- **TO DO**
Extract from the listing each line in which the word "información" appears.

[Records contained in a dataset]
____
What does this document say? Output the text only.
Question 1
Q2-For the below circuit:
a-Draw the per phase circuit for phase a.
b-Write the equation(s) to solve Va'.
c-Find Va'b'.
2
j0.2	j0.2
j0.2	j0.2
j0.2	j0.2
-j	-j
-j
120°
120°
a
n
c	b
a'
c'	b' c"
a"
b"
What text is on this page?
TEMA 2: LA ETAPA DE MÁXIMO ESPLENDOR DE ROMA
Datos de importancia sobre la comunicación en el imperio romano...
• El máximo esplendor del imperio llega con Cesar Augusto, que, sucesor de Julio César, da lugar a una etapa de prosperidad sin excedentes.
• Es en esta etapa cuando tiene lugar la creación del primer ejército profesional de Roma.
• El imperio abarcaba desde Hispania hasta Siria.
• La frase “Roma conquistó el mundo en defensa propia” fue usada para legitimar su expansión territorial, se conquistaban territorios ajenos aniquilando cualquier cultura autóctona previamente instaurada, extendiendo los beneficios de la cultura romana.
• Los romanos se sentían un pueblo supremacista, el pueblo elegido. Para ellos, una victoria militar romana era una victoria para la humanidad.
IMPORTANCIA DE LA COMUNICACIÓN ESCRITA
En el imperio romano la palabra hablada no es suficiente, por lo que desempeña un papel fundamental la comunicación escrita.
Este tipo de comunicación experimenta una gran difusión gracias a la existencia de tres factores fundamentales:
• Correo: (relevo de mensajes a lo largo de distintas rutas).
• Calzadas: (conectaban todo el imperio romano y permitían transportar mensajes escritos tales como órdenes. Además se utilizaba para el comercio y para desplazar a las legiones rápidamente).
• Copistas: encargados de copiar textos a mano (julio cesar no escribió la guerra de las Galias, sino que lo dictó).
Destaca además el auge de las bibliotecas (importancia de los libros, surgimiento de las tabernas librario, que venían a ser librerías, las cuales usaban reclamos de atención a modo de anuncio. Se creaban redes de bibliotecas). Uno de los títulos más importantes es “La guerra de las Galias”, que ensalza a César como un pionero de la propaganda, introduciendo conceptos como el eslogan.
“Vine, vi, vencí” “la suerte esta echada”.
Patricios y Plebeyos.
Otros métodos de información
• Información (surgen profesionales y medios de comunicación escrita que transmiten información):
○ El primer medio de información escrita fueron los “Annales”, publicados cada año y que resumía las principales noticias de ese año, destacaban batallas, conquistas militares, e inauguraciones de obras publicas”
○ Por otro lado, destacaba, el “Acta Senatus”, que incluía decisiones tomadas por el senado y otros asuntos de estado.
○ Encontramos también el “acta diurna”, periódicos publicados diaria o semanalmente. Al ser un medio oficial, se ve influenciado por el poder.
____
- **TASK SOLUTION**
Otros métodos de información
• Información (surgen profesionales y medios de comunicación escrita que transmiten información):
○ El primer medio de información escrita fueron los “Annales”, publicados cada año y que resumía las principales noticias de ese año, destacaban batallas, conquistas militares, e inauguraciones de obras publicas”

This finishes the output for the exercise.